## GOAL OF THE EXERCISE
Retype all of the entries word for word.

## A run of records
# # #

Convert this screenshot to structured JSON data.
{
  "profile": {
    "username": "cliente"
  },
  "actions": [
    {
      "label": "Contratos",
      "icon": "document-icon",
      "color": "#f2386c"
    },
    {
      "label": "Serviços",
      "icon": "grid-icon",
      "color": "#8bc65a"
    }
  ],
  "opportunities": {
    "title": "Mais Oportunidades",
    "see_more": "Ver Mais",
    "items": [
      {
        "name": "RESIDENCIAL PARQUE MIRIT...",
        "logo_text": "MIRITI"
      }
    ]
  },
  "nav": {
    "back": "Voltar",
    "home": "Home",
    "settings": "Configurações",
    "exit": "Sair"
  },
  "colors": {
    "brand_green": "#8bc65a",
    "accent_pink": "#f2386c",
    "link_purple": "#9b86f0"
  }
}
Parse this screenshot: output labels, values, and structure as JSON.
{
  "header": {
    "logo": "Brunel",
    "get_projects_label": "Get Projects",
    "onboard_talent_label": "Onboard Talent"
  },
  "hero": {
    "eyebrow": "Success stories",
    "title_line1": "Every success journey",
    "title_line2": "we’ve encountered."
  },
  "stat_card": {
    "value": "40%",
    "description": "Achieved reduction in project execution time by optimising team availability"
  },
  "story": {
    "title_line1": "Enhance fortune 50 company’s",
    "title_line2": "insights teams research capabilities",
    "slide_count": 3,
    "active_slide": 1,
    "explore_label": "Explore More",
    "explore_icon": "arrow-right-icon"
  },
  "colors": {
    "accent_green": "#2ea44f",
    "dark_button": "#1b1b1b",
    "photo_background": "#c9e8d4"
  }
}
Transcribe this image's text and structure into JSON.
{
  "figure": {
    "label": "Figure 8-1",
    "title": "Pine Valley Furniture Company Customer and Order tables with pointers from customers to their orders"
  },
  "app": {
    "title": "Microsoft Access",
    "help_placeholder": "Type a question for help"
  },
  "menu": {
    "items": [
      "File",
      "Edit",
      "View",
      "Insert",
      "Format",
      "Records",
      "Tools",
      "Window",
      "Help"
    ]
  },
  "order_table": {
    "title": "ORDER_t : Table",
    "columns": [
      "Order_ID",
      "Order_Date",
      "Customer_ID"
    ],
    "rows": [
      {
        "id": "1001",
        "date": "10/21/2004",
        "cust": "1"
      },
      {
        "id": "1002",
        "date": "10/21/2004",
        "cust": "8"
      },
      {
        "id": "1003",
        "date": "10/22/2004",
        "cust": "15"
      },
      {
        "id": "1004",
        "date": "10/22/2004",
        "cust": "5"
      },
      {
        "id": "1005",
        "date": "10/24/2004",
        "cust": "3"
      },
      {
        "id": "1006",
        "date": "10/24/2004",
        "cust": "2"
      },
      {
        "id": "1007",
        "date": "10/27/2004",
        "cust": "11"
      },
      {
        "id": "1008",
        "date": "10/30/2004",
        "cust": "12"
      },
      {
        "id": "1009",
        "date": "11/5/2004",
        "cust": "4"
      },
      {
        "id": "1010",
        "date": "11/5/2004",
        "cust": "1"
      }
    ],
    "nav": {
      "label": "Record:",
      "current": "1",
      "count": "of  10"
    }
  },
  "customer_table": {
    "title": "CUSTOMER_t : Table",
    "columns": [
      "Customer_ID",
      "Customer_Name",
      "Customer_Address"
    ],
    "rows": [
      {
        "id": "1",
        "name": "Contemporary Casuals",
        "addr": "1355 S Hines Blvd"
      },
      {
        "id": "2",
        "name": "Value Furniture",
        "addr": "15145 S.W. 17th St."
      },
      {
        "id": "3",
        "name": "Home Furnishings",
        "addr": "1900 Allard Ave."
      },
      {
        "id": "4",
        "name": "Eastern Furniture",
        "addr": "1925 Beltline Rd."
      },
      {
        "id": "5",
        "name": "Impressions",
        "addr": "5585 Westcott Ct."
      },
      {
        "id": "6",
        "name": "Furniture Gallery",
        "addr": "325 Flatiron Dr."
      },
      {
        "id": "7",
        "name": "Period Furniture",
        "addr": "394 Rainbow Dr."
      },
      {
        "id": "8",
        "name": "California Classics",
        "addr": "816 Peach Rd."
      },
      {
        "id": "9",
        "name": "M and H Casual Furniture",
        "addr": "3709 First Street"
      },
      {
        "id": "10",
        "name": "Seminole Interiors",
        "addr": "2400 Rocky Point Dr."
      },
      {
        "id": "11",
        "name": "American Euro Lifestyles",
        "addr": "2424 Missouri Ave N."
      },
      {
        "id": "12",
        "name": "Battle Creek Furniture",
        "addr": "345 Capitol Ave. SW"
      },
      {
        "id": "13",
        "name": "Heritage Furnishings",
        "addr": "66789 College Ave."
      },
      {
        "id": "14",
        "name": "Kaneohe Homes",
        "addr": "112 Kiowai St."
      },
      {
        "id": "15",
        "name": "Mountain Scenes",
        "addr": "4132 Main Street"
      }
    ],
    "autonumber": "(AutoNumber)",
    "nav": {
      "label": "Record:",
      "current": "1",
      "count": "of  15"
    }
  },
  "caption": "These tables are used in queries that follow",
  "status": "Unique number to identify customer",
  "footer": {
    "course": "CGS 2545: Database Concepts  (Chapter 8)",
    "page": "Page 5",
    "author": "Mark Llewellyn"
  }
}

# # #

## ANSWER
Convert this screenshot to structured JSON data.
{
  "profile": {
    "username": "cliente"
  },
  "actions": [
    {
      "label": "Contratos",
      "icon": "document-icon",
      "color": "#f2386c"
    },
    {
      "label": "Serviços",
      "icon": "grid-icon",
      "color": "#8bc65a"
    }
  ],
  "opportunities": {
    "title": "Mais Oportunidades",
    "see_more": "Ver Mais",
    "items": [
      {
        "name": "RESIDENCIAL PARQUE MIRIT...",
        "logo_text": "MIRITI"
      }
    ]
  },
  "nav": {
    "back": "Voltar",
    "home": "Home",
    "settings": "Configurações",
    "exit": "Sair"
  },
  "colors": {
    "brand_green": "#8bc65a",
    "accent_pink": "#f2386c",
    "link_purple": "#9b86f0"
  }
}
Parse this screenshot: output labels, values, and structure as JSON.
{
  "header": {
    "logo": "Brunel",
    "get_projects_label": "Get Projects",
    "onboard_talent_label": "Onboard Talent"
  },
  "hero": {
    "eyebrow": "Success stories",
    "title_line1": "Every success journey",
    "title_line2": "we’ve encountered."
  },
  "stat_card": {
    "value": "40%",
    "description": "Achieved reduction in project execution time by optimising team availability"
  },
  "story": {
    "title_line1": "Enhance fortune 50 company’s",
    "title_line2": "insights teams research capabilities",
    "slide_count": 3,
    "active_slide": 1,
    "explore_label": "Explore More",
    "explore_icon": "arrow-right-icon"
  },
  "colors": {
    "accent_green": "#2ea44f",
    "dark_button": "#1b1b1b",
    "photo_background": "#c9e8d4"
  }
}
Transcribe this image's text and structure into JSON.
{
  "figure": {
    "label": "Figure 8-1",
    "title": "Pine Valley Furniture Company Customer and Order tables with pointers from customers to their orders"
  },
  "app": {
    "title": "Microsoft Access",
    "help_placeholder": "Type a question for help"
  },
  "menu": {
    "items": [
      "File",
      "Edit",
      "View",
      "Insert",
      "Format",
      "Records",
      "Tools",
      "Window",
      "Help"
    ]
  },
  "order_table": {
    "title": "ORDER_t : Table",
    "columns": [
      "Order_ID",
      "Order_Date",
      "Customer_ID"
    ],
    "rows": [
      {
        "id": "1001",
        "date": "10/21/2004",
        "cust": "1"
      },
      {
        "id": "1002",
        "date": "10/21/2004",
        "cust": "8"
      },
      {
        "id": "1003",
        "date": "10/22/2004",
        "cust": "15"
      },
      {
        "id": "1004",
        "date": "10/22/2004",
        "cust": "5"
      },
      {
        "id": "1005",
        "date": "10/24/2004",
        "cust": "3"
      },
      {
        "id": "1006",
        "date": "10/24/2004",
        "cust": "2"
      },
      {
        "id": "1007",
        "date": "10/27/2004",
        "cust": "11"
      },
      {
        "id": "1008",
        "date": "10/30/2004",
        "cust": "12"
      },
      {
        "id": "1009",
        "date": "11/5/2004",
        "cust": "4"
      },
      {
        "id": "1010",
        "date": "11/5/2004",
        "cust": "1"
      }
    ],
    "nav": {
      "label": "Record:",
      "current": "1",
      "count": "of  10"
    }
  },
  "customer_table": {
    "title": "CUSTOMER_t : Table",
    "columns": [
      "Customer_ID",
      "Customer_Name",
      "Customer_Address"
    ],
    "rows": [
      {
        "id": "1",
        "name": "Contemporary Casuals",
        "addr": "1355 S Hines Blvd"
      },
      {
        "id": "2",
        "name": "Value Furniture",
        "addr": "15145 S.W. 17th St."
      },
      {
        "id": "3",
        "name": "Home Furnishings",
        "addr": "1900 Allard Ave."
      },
      {
        "id": "4",
        "name": "Eastern Furniture",
        "addr": "1925 Beltline Rd."
      },
      {
        "id": "5",
        "name": "Impressions",
        "addr": "5585 Westcott Ct."
      },
      {
        "id": "6",
        "name": "Furniture Gallery",
        "addr": "325 Flatiron Dr."
      },
      {
        "id": "7",
        "name": "Period Furniture",
        "addr": "394 Rainbow Dr."
      },
      {
        "id": "8",
        "name": "California Classics",
        "addr": "816 Peach Rd."
      },
      {
        "id": "9",
        "name": "M and H Casual Furniture",
        "addr": "3709 First Street"
      },
      {
        "id": "10",
        "name": "Seminole Interiors",
        "addr": "2400 Rocky Point Dr."
      },
      {
        "id": "11",
        "name": "American Euro Lifestyles",
        "addr": "2424 Missouri Ave N."
      },
      {
        "id": "12",
        "name": "Battle Creek Furniture",
        "addr": "345 Capitol Ave. SW"
      },
      {
        "id": "13",
        "name": "Heritage Furnishings",
        "addr": "66789 College Ave."
      },
      {
        "id": "14",
        "name": "Kaneohe Homes",
        "addr": "112 Kiowai St."
      },
      {
        "id": "15",
        "name": "Mountain Scenes",
        "addr": "4132 Main Street"
      }
    ],
    "autonumber": "(AutoNumber)",
    "nav": {
      "label": "Record:",
      "current": "1",
      "count": "of  15"
    }
  },
  "caption": "These tables are used in queries that follow",
  "status": "Unique number to identify customer",
  "footer": {
    "course": "CGS 2545: Database Concepts  (Chapter 8)",
    "page": "Page 5",
    "author": "Mark Llewellyn"
  }
}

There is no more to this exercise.